- _RECORD EXTRACTS_:

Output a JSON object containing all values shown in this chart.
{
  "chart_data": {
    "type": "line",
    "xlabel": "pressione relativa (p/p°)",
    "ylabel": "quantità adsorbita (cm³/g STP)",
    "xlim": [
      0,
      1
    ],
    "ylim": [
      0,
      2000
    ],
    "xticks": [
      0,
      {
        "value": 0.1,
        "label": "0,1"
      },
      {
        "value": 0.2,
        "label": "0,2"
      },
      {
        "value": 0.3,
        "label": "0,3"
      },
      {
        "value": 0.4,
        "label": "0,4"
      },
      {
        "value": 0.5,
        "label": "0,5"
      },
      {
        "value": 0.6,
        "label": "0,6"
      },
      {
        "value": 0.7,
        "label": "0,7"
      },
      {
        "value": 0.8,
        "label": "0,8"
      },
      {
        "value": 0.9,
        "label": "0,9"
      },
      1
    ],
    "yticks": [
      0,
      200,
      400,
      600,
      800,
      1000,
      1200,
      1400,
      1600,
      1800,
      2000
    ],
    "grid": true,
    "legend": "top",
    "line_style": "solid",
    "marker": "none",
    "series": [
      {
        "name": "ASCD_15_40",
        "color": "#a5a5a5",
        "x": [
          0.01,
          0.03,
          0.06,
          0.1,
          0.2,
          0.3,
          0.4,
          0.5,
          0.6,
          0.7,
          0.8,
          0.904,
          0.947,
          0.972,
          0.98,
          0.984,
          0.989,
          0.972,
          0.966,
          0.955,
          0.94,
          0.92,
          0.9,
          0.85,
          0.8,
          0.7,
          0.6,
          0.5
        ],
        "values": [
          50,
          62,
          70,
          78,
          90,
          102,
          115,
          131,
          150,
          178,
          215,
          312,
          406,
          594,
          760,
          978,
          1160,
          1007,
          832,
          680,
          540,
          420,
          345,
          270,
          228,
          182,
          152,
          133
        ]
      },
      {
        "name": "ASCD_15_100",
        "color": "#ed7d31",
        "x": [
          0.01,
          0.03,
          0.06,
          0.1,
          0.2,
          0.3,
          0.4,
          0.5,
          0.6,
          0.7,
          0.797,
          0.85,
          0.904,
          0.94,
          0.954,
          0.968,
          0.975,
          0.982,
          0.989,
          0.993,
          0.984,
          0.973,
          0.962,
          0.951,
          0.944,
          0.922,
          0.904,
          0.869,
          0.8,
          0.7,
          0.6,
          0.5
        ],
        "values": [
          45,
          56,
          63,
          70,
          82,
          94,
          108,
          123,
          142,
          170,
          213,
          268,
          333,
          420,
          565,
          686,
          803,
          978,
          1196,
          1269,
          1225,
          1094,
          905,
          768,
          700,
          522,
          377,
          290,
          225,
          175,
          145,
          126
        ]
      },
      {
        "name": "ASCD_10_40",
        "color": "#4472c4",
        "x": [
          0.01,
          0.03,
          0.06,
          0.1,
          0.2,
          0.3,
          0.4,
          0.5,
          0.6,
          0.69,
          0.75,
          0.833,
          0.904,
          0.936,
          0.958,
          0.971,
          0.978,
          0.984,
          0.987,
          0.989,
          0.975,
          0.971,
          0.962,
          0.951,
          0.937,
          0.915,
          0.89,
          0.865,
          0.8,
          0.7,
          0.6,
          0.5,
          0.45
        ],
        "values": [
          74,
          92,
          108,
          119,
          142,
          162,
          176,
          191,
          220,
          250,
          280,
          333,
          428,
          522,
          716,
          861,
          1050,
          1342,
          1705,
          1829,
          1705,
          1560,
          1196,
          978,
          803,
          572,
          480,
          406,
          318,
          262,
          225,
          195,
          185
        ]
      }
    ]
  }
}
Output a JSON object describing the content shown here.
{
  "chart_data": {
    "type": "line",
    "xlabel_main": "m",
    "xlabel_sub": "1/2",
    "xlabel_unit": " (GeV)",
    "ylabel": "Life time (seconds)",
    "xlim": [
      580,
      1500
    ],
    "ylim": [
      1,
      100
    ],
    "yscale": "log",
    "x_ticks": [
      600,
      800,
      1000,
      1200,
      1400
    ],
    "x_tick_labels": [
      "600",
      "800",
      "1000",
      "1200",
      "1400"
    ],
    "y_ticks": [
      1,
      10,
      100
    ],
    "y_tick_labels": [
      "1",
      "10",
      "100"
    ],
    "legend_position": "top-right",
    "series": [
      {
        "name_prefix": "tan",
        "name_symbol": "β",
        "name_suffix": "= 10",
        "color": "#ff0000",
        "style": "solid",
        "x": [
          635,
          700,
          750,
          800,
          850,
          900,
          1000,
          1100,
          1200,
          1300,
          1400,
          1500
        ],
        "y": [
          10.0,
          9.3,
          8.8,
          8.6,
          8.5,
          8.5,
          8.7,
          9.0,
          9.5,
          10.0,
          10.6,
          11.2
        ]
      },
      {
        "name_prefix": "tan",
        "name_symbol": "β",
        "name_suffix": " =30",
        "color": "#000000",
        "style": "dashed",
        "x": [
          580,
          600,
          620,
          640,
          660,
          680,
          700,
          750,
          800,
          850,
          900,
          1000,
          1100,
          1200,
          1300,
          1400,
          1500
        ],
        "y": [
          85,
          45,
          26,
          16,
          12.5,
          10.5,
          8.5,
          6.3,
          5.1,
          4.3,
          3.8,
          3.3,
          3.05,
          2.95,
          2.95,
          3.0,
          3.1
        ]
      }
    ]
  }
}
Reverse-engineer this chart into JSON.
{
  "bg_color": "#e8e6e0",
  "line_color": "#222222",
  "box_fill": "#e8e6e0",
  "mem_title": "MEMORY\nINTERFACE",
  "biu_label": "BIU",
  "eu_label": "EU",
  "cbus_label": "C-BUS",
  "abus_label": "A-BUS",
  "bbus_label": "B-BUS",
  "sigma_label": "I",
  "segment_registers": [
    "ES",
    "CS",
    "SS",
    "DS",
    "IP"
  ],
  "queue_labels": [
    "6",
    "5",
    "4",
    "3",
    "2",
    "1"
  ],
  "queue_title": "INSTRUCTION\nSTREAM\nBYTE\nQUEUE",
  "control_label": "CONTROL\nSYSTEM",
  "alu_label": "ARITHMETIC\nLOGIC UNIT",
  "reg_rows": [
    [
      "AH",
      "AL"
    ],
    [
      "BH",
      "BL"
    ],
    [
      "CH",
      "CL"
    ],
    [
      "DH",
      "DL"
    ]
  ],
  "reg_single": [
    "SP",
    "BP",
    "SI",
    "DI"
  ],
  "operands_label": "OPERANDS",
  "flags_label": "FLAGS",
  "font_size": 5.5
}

---

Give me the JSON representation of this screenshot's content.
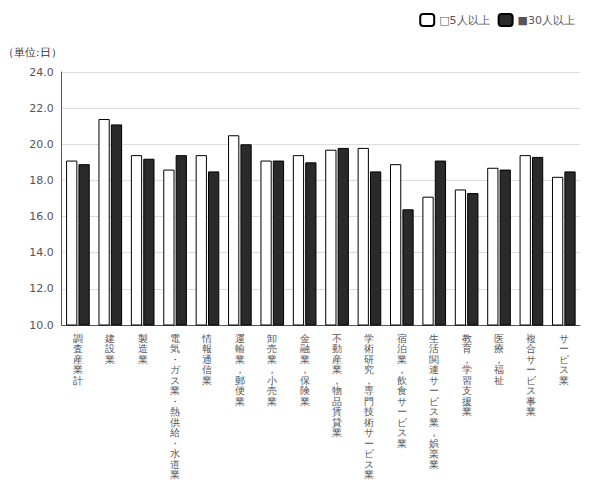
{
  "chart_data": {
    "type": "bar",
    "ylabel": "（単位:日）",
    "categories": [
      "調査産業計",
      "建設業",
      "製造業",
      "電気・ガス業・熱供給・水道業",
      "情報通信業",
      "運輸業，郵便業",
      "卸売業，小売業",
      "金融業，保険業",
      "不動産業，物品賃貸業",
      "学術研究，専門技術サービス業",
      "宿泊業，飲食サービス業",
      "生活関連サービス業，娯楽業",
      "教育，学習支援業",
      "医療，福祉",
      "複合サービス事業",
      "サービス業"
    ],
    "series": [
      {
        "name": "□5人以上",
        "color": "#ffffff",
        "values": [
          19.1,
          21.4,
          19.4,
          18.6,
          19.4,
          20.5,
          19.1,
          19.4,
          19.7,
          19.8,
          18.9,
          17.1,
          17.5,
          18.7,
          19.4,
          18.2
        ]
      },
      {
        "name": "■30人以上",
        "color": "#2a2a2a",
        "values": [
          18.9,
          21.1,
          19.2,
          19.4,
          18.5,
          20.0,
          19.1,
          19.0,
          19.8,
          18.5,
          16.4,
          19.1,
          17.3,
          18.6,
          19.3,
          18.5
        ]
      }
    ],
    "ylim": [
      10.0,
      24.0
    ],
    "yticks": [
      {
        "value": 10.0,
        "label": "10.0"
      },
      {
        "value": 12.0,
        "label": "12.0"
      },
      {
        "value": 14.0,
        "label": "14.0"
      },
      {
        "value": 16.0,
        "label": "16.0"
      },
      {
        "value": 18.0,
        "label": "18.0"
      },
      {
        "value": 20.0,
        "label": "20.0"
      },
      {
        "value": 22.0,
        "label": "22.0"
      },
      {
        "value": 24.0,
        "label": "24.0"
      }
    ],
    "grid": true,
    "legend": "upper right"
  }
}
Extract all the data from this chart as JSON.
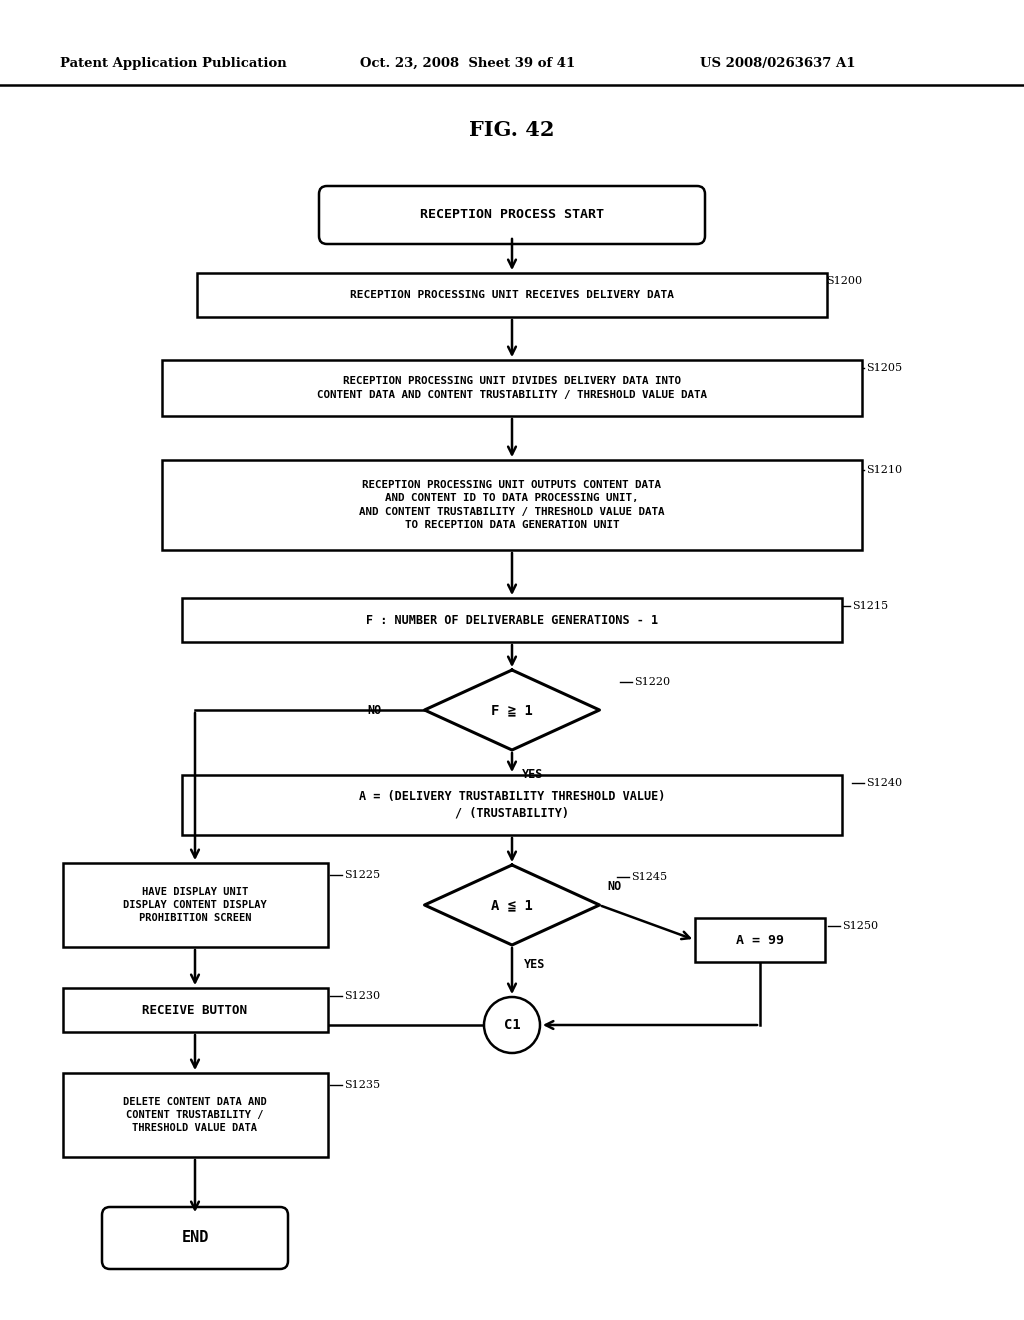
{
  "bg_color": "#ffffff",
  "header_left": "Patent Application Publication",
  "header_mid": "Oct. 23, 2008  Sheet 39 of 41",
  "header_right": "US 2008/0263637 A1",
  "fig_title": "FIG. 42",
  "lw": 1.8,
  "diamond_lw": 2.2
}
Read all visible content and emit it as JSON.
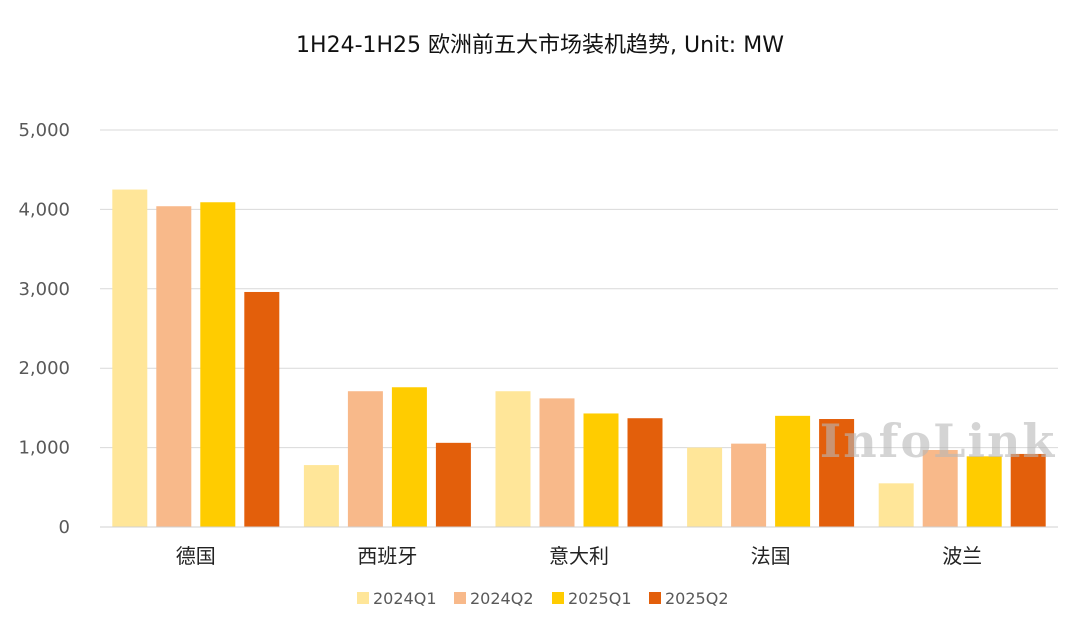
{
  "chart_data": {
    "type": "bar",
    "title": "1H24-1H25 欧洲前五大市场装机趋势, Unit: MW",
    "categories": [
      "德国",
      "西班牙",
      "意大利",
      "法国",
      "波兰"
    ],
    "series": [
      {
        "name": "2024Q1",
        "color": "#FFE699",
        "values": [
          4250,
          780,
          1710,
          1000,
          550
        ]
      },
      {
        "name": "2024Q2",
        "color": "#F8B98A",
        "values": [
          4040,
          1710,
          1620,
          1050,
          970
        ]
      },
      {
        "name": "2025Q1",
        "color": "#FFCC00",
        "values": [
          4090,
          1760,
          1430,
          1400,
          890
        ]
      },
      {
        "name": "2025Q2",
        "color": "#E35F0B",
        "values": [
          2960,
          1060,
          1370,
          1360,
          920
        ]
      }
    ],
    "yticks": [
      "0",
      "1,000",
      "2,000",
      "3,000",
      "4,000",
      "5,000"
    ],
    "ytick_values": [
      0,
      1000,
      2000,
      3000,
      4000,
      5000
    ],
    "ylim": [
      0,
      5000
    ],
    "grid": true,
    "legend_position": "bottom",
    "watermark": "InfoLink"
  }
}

- _WORK TO DO_:
Identify and copy all lines with the word "this".

- _COMPLETE ANSWER_:
Output a JSON object containing all values shown in this chart.
Reverse-engineer this chart into JSON.
Give me the JSON representation of this screenshot's content.
Extract all the data from this chart as JSON.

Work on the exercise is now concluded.